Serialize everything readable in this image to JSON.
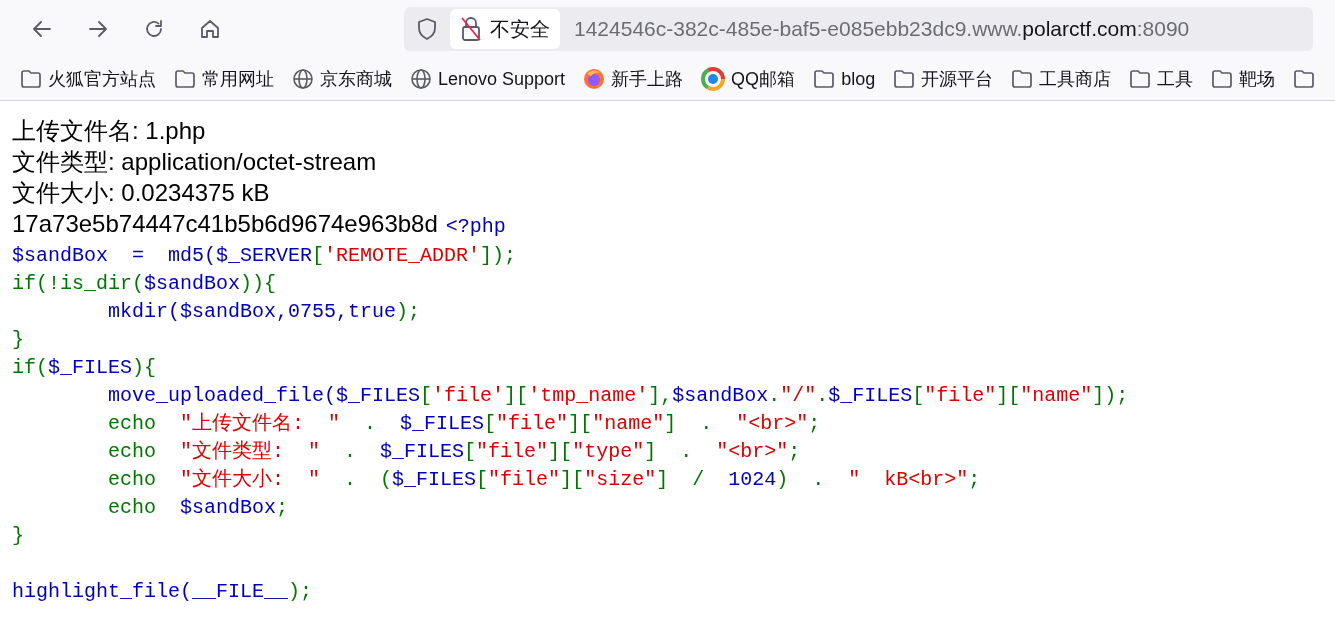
{
  "toolbar": {
    "security_label": "不安全",
    "url": [
      {
        "kind": "dim",
        "text": "1424546c-382c-485e-baf5-e085ebb23dc9.www."
      },
      {
        "kind": "host",
        "text": "polarctf.com"
      },
      {
        "kind": "dim",
        "text": ":8090"
      }
    ]
  },
  "bookmarks": [
    {
      "kind": "folder",
      "label": "火狐官方站点"
    },
    {
      "kind": "folder",
      "label": "常用网址"
    },
    {
      "kind": "site",
      "label": "京东商城"
    },
    {
      "kind": "site",
      "label": "Lenovo Support"
    },
    {
      "kind": "browser",
      "label": "新手上路"
    },
    {
      "kind": "mail",
      "label": "QQ邮箱"
    },
    {
      "kind": "folder",
      "label": "blog"
    },
    {
      "kind": "folder",
      "label": "开源平台"
    },
    {
      "kind": "folder",
      "label": "工具商店"
    },
    {
      "kind": "folder",
      "label": "工具"
    },
    {
      "kind": "folder",
      "label": "靶场"
    },
    {
      "kind": "folder"
    }
  ],
  "output_lines": [
    "上传文件名: 1.php",
    "文件类型: application/octet-stream",
    "文件大小: 0.0234375 kB",
    "17a73e5b74447c41b5b6d9674e963b8d"
  ],
  "code": {
    "blocks": [
      [
        {
          "segments": [
            {
              "kind": "default",
              "text": "<?php"
            }
          ]
        },
        {
          "segments": [
            {
              "kind": "default",
              "text": "$sandBox  =  md5($_SERVER"
            },
            {
              "kind": "keyword",
              "text": "["
            },
            {
              "kind": "string",
              "text": "'REMOTE_ADDR'"
            },
            {
              "kind": "keyword",
              "text": "]);"
            }
          ]
        },
        {
          "segments": [
            {
              "kind": "keyword",
              "text": "if(!is_dir("
            },
            {
              "kind": "default",
              "text": "$sandBox"
            },
            {
              "kind": "keyword",
              "text": ")){"
            }
          ]
        },
        {
          "segments": [
            {
              "kind": "default",
              "text": "        mkdir($sandBox,0755,true"
            },
            {
              "kind": "keyword",
              "text": ");"
            }
          ]
        },
        {
          "segments": [
            {
              "kind": "keyword",
              "text": "}"
            }
          ]
        },
        {
          "segments": [
            {
              "kind": "keyword",
              "text": "if("
            },
            {
              "kind": "default",
              "text": "$_FILES"
            },
            {
              "kind": "keyword",
              "text": "){"
            }
          ]
        },
        {
          "segments": [
            {
              "kind": "default",
              "text": "        move_uploaded_file($_FILES"
            },
            {
              "kind": "keyword",
              "text": "["
            },
            {
              "kind": "string",
              "text": "'file'"
            },
            {
              "kind": "keyword",
              "text": "]["
            },
            {
              "kind": "string",
              "text": "'tmp_name'"
            },
            {
              "kind": "keyword",
              "text": "],"
            },
            {
              "kind": "default",
              "text": "$sandBox"
            },
            {
              "kind": "keyword",
              "text": "."
            },
            {
              "kind": "string",
              "text": "\"/\""
            },
            {
              "kind": "keyword",
              "text": "."
            },
            {
              "kind": "default",
              "text": "$_FILES"
            },
            {
              "kind": "keyword",
              "text": "["
            },
            {
              "kind": "string",
              "text": "\"file\""
            },
            {
              "kind": "keyword",
              "text": "]["
            },
            {
              "kind": "string",
              "text": "\"name\""
            },
            {
              "kind": "keyword",
              "text": "]);"
            }
          ]
        },
        {
          "segments": [
            {
              "kind": "keyword",
              "text": "        echo  "
            },
            {
              "kind": "string",
              "text": "\"上传文件名:  \""
            },
            {
              "kind": "keyword",
              "text": "  .  "
            },
            {
              "kind": "default",
              "text": "$_FILES"
            },
            {
              "kind": "keyword",
              "text": "["
            },
            {
              "kind": "string",
              "text": "\"file\""
            },
            {
              "kind": "keyword",
              "text": "]["
            },
            {
              "kind": "string",
              "text": "\"name\""
            },
            {
              "kind": "keyword",
              "text": "]  .  "
            },
            {
              "kind": "string",
              "text": "\"<br>\""
            },
            {
              "kind": "keyword",
              "text": ";"
            }
          ]
        },
        {
          "segments": [
            {
              "kind": "keyword",
              "text": "        echo  "
            },
            {
              "kind": "string",
              "text": "\"文件类型:  \""
            },
            {
              "kind": "keyword",
              "text": "  .  "
            },
            {
              "kind": "default",
              "text": "$_FILES"
            },
            {
              "kind": "keyword",
              "text": "["
            },
            {
              "kind": "string",
              "text": "\"file\""
            },
            {
              "kind": "keyword",
              "text": "]["
            },
            {
              "kind": "string",
              "text": "\"type\""
            },
            {
              "kind": "keyword",
              "text": "]  .  "
            },
            {
              "kind": "string",
              "text": "\"<br>\""
            },
            {
              "kind": "keyword",
              "text": ";"
            }
          ]
        },
        {
          "segments": [
            {
              "kind": "keyword",
              "text": "        echo  "
            },
            {
              "kind": "string",
              "text": "\"文件大小:  \""
            },
            {
              "kind": "keyword",
              "text": "  .  ("
            },
            {
              "kind": "default",
              "text": "$_FILES"
            },
            {
              "kind": "keyword",
              "text": "["
            },
            {
              "kind": "string",
              "text": "\"file\""
            },
            {
              "kind": "keyword",
              "text": "]["
            },
            {
              "kind": "string",
              "text": "\"size\""
            },
            {
              "kind": "keyword",
              "text": "]  /  "
            },
            {
              "kind": "default",
              "text": "1024"
            },
            {
              "kind": "keyword",
              "text": ")  .  "
            },
            {
              "kind": "string",
              "text": "\"  kB<br>\""
            },
            {
              "kind": "keyword",
              "text": ";"
            }
          ]
        },
        {
          "segments": [
            {
              "kind": "keyword",
              "text": "        echo  "
            },
            {
              "kind": "default",
              "text": "$sandBox"
            },
            {
              "kind": "keyword",
              "text": ";"
            }
          ]
        },
        {
          "segments": [
            {
              "kind": "keyword",
              "text": "}"
            }
          ]
        }
      ],
      [
        {
          "segments": [
            {
              "kind": "default",
              "text": "highlight_file(__FILE__"
            },
            {
              "kind": "keyword",
              "text": ");"
            }
          ]
        }
      ]
    ]
  }
}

★ ★ ★ ★ ★ ★ ★

## TASK BRIEF
Copy the whole listing above word for word but do not carry over the pictures.

## EXERCISE RESPONSE
Serialize everything readable in this image to JSON.
{
  "toolbar": {
    "security_label": "不安全",
    "url": [
      {
        "kind": "dim",
        "text": "1424546c-382c-485e-baf5-e085ebb23dc9.www."
      },
      {
        "kind": "host",
        "text": "polarctf.com"
      },
      {
        "kind": "dim",
        "text": ":8090"
      }
    ]
  },
  "bookmarks": [
    {
      "kind": "folder",
      "label": "火狐官方站点"
    },
    {
      "kind": "folder",
      "label": "常用网址"
    },
    {
      "kind": "site",
      "label": "京东商城"
    },
    {
      "kind": "site",
      "label": "Lenovo Support"
    },
    {
      "kind": "browser",
      "label": "新手上路"
    },
    {
      "kind": "mail",
      "label": "QQ邮箱"
    },
    {
      "kind": "folder",
      "label": "blog"
    },
    {
      "kind": "folder",
      "label": "开源平台"
    },
    {
      "kind": "folder",
      "label": "工具商店"
    },
    {
      "kind": "folder",
      "label": "工具"
    },
    {
      "kind": "folder",
      "label": "靶场"
    },
    {
      "kind": "folder"
    }
  ],
  "output_lines": [
    "上传文件名: 1.php",
    "文件类型: application/octet-stream",
    "文件大小: 0.0234375 kB",
    "17a73e5b74447c41b5b6d9674e963b8d"
  ],
  "code": {
    "blocks": [
      [
        {
          "segments": [
            {
              "kind": "default",
              "text": "<?php"
            }
          ]
        },
        {
          "segments": [
            {
              "kind": "default",
              "text": "$sandBox  =  md5($_SERVER"
            },
            {
              "kind": "keyword",
              "text": "["
            },
            {
              "kind": "string",
              "text": "'REMOTE_ADDR'"
            },
            {
              "kind": "keyword",
              "text": "]);"
            }
          ]
        },
        {
          "segments": [
            {
              "kind": "keyword",
              "text": "if(!is_dir("
            },
            {
              "kind": "default",
              "text": "$sandBox"
            },
            {
              "kind": "keyword",
              "text": ")){"
            }
          ]
        },
        {
          "segments": [
            {
              "kind": "default",
              "text": "        mkdir($sandBox,0755,true"
            },
            {
              "kind": "keyword",
              "text": ");"
            }
          ]
        },
        {
          "segments": [
            {
              "kind": "keyword",
              "text": "}"
            }
          ]
        },
        {
          "segments": [
            {
              "kind": "keyword",
              "text": "if("
            },
            {
              "kind": "default",
              "text": "$_FILES"
            },
            {
              "kind": "keyword",
              "text": "){"
            }
          ]
        },
        {
          "segments": [
            {
              "kind": "default",
              "text": "        move_uploaded_file($_FILES"
            },
            {
              "kind": "keyword",
              "text": "["
            },
            {
              "kind": "string",
              "text": "'file'"
            },
            {
              "kind": "keyword",
              "text": "]["
            },
            {
              "kind": "string",
              "text": "'tmp_name'"
            },
            {
              "kind": "keyword",
              "text": "],"
            },
            {
              "kind": "default",
              "text": "$sandBox"
            },
            {
              "kind": "keyword",
              "text": "."
            },
            {
              "kind": "string",
              "text": "\"/\""
            },
            {
              "kind": "keyword",
              "text": "."
            },
            {
              "kind": "default",
              "text": "$_FILES"
            },
            {
              "kind": "keyword",
              "text": "["
            },
            {
              "kind": "string",
              "text": "\"file\""
            },
            {
              "kind": "keyword",
              "text": "]["
            },
            {
              "kind": "string",
              "text": "\"name\""
            },
            {
              "kind": "keyword",
              "text": "]);"
            }
          ]
        },
        {
          "segments": [
            {
              "kind": "keyword",
              "text": "        echo  "
            },
            {
              "kind": "string",
              "text": "\"上传文件名:  \""
            },
            {
              "kind": "keyword",
              "text": "  .  "
            },
            {
              "kind": "default",
              "text": "$_FILES"
            },
            {
              "kind": "keyword",
              "text": "["
            },
            {
              "kind": "string",
              "text": "\"file\""
            },
            {
              "kind": "keyword",
              "text": "]["
            },
            {
              "kind": "string",
              "text": "\"name\""
            },
            {
              "kind": "keyword",
              "text": "]  .  "
            },
            {
              "kind": "string",
              "text": "\"<br>\""
            },
            {
              "kind": "keyword",
              "text": ";"
            }
          ]
        },
        {
          "segments": [
            {
              "kind": "keyword",
              "text": "        echo  "
            },
            {
              "kind": "string",
              "text": "\"文件类型:  \""
            },
            {
              "kind": "keyword",
              "text": "  .  "
            },
            {
              "kind": "default",
              "text": "$_FILES"
            },
            {
              "kind": "keyword",
              "text": "["
            },
            {
              "kind": "string",
              "text": "\"file\""
            },
            {
              "kind": "keyword",
              "text": "]["
            },
            {
              "kind": "string",
              "text": "\"type\""
            },
            {
              "kind": "keyword",
              "text": "]  .  "
            },
            {
              "kind": "string",
              "text": "\"<br>\""
            },
            {
              "kind": "keyword",
              "text": ";"
            }
          ]
        },
        {
          "segments": [
            {
              "kind": "keyword",
              "text": "        echo  "
            },
            {
              "kind": "string",
              "text": "\"文件大小:  \""
            },
            {
              "kind": "keyword",
              "text": "  .  ("
            },
            {
              "kind": "default",
              "text": "$_FILES"
            },
            {
              "kind": "keyword",
              "text": "["
            },
            {
              "kind": "string",
              "text": "\"file\""
            },
            {
              "kind": "keyword",
              "text": "]["
            },
            {
              "kind": "string",
              "text": "\"size\""
            },
            {
              "kind": "keyword",
              "text": "]  /  "
            },
            {
              "kind": "default",
              "text": "1024"
            },
            {
              "kind": "keyword",
              "text": ")  .  "
            },
            {
              "kind": "string",
              "text": "\"  kB<br>\""
            },
            {
              "kind": "keyword",
              "text": ";"
            }
          ]
        },
        {
          "segments": [
            {
              "kind": "keyword",
              "text": "        echo  "
            },
            {
              "kind": "default",
              "text": "$sandBox"
            },
            {
              "kind": "keyword",
              "text": ";"
            }
          ]
        },
        {
          "segments": [
            {
              "kind": "keyword",
              "text": "}"
            }
          ]
        }
      ],
      [
        {
          "segments": [
            {
              "kind": "default",
              "text": "highlight_file(__FILE__"
            },
            {
              "kind": "keyword",
              "text": ");"
            }
          ]
        }
      ]
    ]
  }
}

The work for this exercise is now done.